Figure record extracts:
***
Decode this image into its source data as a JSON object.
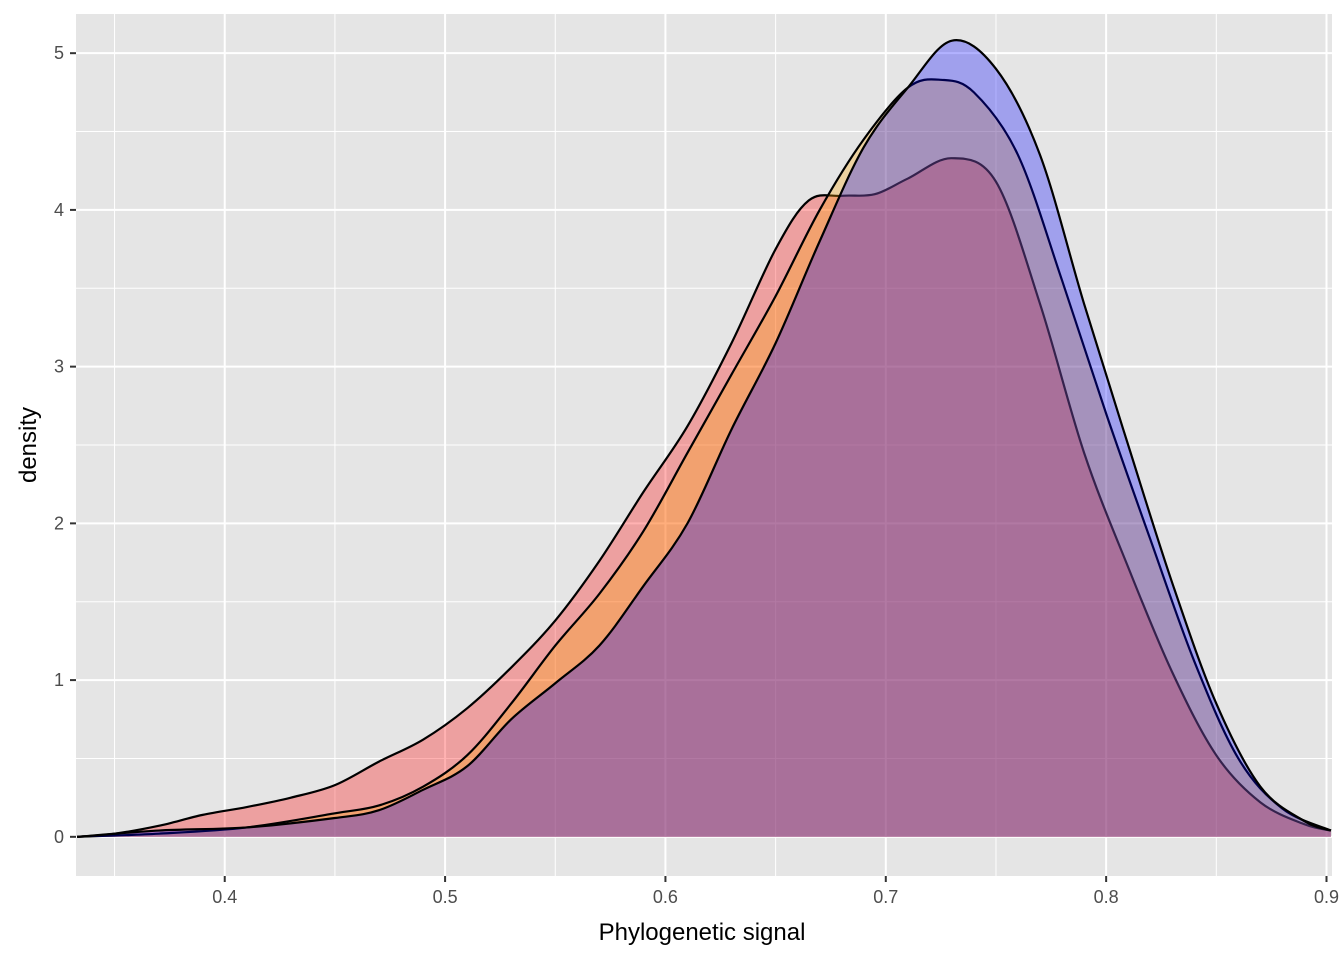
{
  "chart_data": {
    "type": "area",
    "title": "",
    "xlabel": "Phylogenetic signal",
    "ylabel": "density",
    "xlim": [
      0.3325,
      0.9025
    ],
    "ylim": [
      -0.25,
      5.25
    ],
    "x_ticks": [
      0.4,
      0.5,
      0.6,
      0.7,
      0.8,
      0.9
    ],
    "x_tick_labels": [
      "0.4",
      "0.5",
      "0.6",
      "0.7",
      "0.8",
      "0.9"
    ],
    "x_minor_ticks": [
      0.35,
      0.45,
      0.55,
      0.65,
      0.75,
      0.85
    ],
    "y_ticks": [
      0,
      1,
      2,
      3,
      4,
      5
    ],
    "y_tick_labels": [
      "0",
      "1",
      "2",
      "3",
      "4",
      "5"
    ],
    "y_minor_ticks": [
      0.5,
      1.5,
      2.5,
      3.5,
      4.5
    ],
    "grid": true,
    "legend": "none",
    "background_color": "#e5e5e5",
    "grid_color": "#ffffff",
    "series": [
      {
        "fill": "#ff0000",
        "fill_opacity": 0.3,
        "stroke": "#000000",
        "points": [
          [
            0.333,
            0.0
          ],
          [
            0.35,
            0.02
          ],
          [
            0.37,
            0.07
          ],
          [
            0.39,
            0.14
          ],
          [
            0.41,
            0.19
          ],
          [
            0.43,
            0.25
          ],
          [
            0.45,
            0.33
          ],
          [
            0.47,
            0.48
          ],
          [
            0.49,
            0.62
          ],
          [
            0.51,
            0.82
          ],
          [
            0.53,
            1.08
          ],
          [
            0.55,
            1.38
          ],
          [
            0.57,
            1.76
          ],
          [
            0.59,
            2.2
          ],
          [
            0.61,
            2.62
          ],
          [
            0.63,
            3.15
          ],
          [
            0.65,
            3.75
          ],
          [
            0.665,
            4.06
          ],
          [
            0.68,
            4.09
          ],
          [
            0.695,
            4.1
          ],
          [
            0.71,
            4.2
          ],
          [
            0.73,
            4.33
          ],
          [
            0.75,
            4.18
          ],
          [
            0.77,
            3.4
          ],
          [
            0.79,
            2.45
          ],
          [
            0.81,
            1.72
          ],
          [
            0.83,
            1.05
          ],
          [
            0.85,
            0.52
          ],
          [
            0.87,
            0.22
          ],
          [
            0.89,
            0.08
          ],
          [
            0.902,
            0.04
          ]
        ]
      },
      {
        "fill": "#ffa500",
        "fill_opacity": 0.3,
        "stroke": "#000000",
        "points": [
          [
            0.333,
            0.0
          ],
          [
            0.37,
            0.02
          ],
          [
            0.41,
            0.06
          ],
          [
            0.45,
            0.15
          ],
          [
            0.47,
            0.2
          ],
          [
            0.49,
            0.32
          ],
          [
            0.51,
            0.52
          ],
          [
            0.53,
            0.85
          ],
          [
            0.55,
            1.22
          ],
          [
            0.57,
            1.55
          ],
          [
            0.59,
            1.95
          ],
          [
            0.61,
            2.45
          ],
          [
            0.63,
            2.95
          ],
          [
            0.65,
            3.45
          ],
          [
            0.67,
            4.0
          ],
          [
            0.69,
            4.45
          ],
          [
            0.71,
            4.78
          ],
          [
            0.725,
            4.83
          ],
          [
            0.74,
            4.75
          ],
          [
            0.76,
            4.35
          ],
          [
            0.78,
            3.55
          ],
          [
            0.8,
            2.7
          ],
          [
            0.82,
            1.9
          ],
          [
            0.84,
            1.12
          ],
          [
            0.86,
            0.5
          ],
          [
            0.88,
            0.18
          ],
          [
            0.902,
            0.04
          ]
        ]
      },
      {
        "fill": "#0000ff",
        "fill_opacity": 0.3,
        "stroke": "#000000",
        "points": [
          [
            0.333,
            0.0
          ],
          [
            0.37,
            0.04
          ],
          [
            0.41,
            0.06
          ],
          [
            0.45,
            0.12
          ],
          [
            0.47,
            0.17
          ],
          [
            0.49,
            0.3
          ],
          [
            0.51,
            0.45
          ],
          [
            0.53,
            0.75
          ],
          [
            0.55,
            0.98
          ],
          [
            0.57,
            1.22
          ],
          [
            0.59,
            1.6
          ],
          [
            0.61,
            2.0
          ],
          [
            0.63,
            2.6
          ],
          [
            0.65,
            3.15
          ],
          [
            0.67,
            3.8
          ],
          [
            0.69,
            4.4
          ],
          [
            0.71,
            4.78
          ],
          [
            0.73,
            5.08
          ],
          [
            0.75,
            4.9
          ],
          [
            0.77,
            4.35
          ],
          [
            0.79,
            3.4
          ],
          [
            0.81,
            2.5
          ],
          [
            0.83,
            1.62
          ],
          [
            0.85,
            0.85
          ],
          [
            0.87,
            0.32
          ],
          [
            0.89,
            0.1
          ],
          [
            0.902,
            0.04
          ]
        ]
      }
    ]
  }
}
***
Goal =>
Retype every record above exactly as written, but leave out the pictures.

Solution to the problem =>
Decode this image into its source data as a JSON object.
{
  "chart_data": {
    "type": "area",
    "title": "",
    "xlabel": "Phylogenetic signal",
    "ylabel": "density",
    "xlim": [
      0.3325,
      0.9025
    ],
    "ylim": [
      -0.25,
      5.25
    ],
    "x_ticks": [
      0.4,
      0.5,
      0.6,
      0.7,
      0.8,
      0.9
    ],
    "x_tick_labels": [
      "0.4",
      "0.5",
      "0.6",
      "0.7",
      "0.8",
      "0.9"
    ],
    "x_minor_ticks": [
      0.35,
      0.45,
      0.55,
      0.65,
      0.75,
      0.85
    ],
    "y_ticks": [
      0,
      1,
      2,
      3,
      4,
      5
    ],
    "y_tick_labels": [
      "0",
      "1",
      "2",
      "3",
      "4",
      "5"
    ],
    "y_minor_ticks": [
      0.5,
      1.5,
      2.5,
      3.5,
      4.5
    ],
    "grid": true,
    "legend": "none",
    "background_color": "#e5e5e5",
    "grid_color": "#ffffff",
    "series": [
      {
        "fill": "#ff0000",
        "fill_opacity": 0.3,
        "stroke": "#000000",
        "points": [
          [
            0.333,
            0.0
          ],
          [
            0.35,
            0.02
          ],
          [
            0.37,
            0.07
          ],
          [
            0.39,
            0.14
          ],
          [
            0.41,
            0.19
          ],
          [
            0.43,
            0.25
          ],
          [
            0.45,
            0.33
          ],
          [
            0.47,
            0.48
          ],
          [
            0.49,
            0.62
          ],
          [
            0.51,
            0.82
          ],
          [
            0.53,
            1.08
          ],
          [
            0.55,
            1.38
          ],
          [
            0.57,
            1.76
          ],
          [
            0.59,
            2.2
          ],
          [
            0.61,
            2.62
          ],
          [
            0.63,
            3.15
          ],
          [
            0.65,
            3.75
          ],
          [
            0.665,
            4.06
          ],
          [
            0.68,
            4.09
          ],
          [
            0.695,
            4.1
          ],
          [
            0.71,
            4.2
          ],
          [
            0.73,
            4.33
          ],
          [
            0.75,
            4.18
          ],
          [
            0.77,
            3.4
          ],
          [
            0.79,
            2.45
          ],
          [
            0.81,
            1.72
          ],
          [
            0.83,
            1.05
          ],
          [
            0.85,
            0.52
          ],
          [
            0.87,
            0.22
          ],
          [
            0.89,
            0.08
          ],
          [
            0.902,
            0.04
          ]
        ]
      },
      {
        "fill": "#ffa500",
        "fill_opacity": 0.3,
        "stroke": "#000000",
        "points": [
          [
            0.333,
            0.0
          ],
          [
            0.37,
            0.02
          ],
          [
            0.41,
            0.06
          ],
          [
            0.45,
            0.15
          ],
          [
            0.47,
            0.2
          ],
          [
            0.49,
            0.32
          ],
          [
            0.51,
            0.52
          ],
          [
            0.53,
            0.85
          ],
          [
            0.55,
            1.22
          ],
          [
            0.57,
            1.55
          ],
          [
            0.59,
            1.95
          ],
          [
            0.61,
            2.45
          ],
          [
            0.63,
            2.95
          ],
          [
            0.65,
            3.45
          ],
          [
            0.67,
            4.0
          ],
          [
            0.69,
            4.45
          ],
          [
            0.71,
            4.78
          ],
          [
            0.725,
            4.83
          ],
          [
            0.74,
            4.75
          ],
          [
            0.76,
            4.35
          ],
          [
            0.78,
            3.55
          ],
          [
            0.8,
            2.7
          ],
          [
            0.82,
            1.9
          ],
          [
            0.84,
            1.12
          ],
          [
            0.86,
            0.5
          ],
          [
            0.88,
            0.18
          ],
          [
            0.902,
            0.04
          ]
        ]
      },
      {
        "fill": "#0000ff",
        "fill_opacity": 0.3,
        "stroke": "#000000",
        "points": [
          [
            0.333,
            0.0
          ],
          [
            0.37,
            0.04
          ],
          [
            0.41,
            0.06
          ],
          [
            0.45,
            0.12
          ],
          [
            0.47,
            0.17
          ],
          [
            0.49,
            0.3
          ],
          [
            0.51,
            0.45
          ],
          [
            0.53,
            0.75
          ],
          [
            0.55,
            0.98
          ],
          [
            0.57,
            1.22
          ],
          [
            0.59,
            1.6
          ],
          [
            0.61,
            2.0
          ],
          [
            0.63,
            2.6
          ],
          [
            0.65,
            3.15
          ],
          [
            0.67,
            3.8
          ],
          [
            0.69,
            4.4
          ],
          [
            0.71,
            4.78
          ],
          [
            0.73,
            5.08
          ],
          [
            0.75,
            4.9
          ],
          [
            0.77,
            4.35
          ],
          [
            0.79,
            3.4
          ],
          [
            0.81,
            2.5
          ],
          [
            0.83,
            1.62
          ],
          [
            0.85,
            0.85
          ],
          [
            0.87,
            0.32
          ],
          [
            0.89,
            0.1
          ],
          [
            0.902,
            0.04
          ]
        ]
      }
    ]
  }
}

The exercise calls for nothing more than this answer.